__EXERCISE INSTRUCTIONS__
Below are entries to be transcribed exactly; exclude the pictures from the copy.

__MATERIAL FOR THIS EXERCISE__
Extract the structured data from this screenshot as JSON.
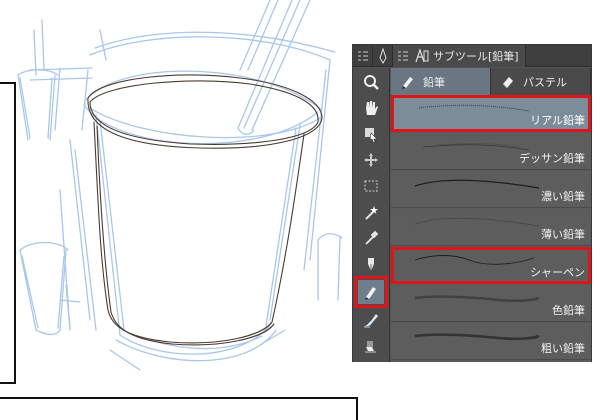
{
  "panel": {
    "title": "サブツール[鉛筆]",
    "groups": [
      {
        "label": "鉛筆",
        "active": true,
        "icon": "pencil-icon"
      },
      {
        "label": "パステル",
        "active": false,
        "icon": "pastel-icon"
      }
    ],
    "brushes": [
      {
        "label": "リアル鉛筆",
        "selected": true,
        "highlighted": true
      },
      {
        "label": "デッサン鉛筆",
        "selected": false,
        "highlighted": false
      },
      {
        "label": "濃い鉛筆",
        "selected": false,
        "highlighted": false
      },
      {
        "label": "薄い鉛筆",
        "selected": false,
        "highlighted": false
      },
      {
        "label": "シャーペン",
        "selected": false,
        "highlighted": true
      },
      {
        "label": "色鉛筆",
        "selected": false,
        "highlighted": false
      },
      {
        "label": "粗い鉛筆",
        "selected": false,
        "highlighted": false
      }
    ],
    "tools": [
      "zoom-icon",
      "hand-icon",
      "operation-icon",
      "move-layer-icon",
      "selection-icon",
      "auto-select-icon",
      "eyedropper-icon",
      "pen-icon",
      "pencil-icon",
      "brush-icon",
      "eraser-icon"
    ],
    "selected_tool": "pencil-icon"
  },
  "colors": {
    "highlight": "#e0141b",
    "sketch_blue": "#a9c7ea",
    "sketch_dark": "#4a3b30"
  }
}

__EXERCISE ANSWER__
Extract the structured data from this screenshot as JSON.
{
  "panel": {
    "title": "サブツール[鉛筆]",
    "groups": [
      {
        "label": "鉛筆",
        "active": true,
        "icon": "pencil-icon"
      },
      {
        "label": "パステル",
        "active": false,
        "icon": "pastel-icon"
      }
    ],
    "brushes": [
      {
        "label": "リアル鉛筆",
        "selected": true,
        "highlighted": true
      },
      {
        "label": "デッサン鉛筆",
        "selected": false,
        "highlighted": false
      },
      {
        "label": "濃い鉛筆",
        "selected": false,
        "highlighted": false
      },
      {
        "label": "薄い鉛筆",
        "selected": false,
        "highlighted": false
      },
      {
        "label": "シャーペン",
        "selected": false,
        "highlighted": true
      },
      {
        "label": "色鉛筆",
        "selected": false,
        "highlighted": false
      },
      {
        "label": "粗い鉛筆",
        "selected": false,
        "highlighted": false
      }
    ],
    "tools": [
      "zoom-icon",
      "hand-icon",
      "operation-icon",
      "move-layer-icon",
      "selection-icon",
      "auto-select-icon",
      "eyedropper-icon",
      "pen-icon",
      "pencil-icon",
      "brush-icon",
      "eraser-icon"
    ],
    "selected_tool": "pencil-icon"
  },
  "colors": {
    "highlight": "#e0141b",
    "sketch_blue": "#a9c7ea",
    "sketch_dark": "#4a3b30"
  }
}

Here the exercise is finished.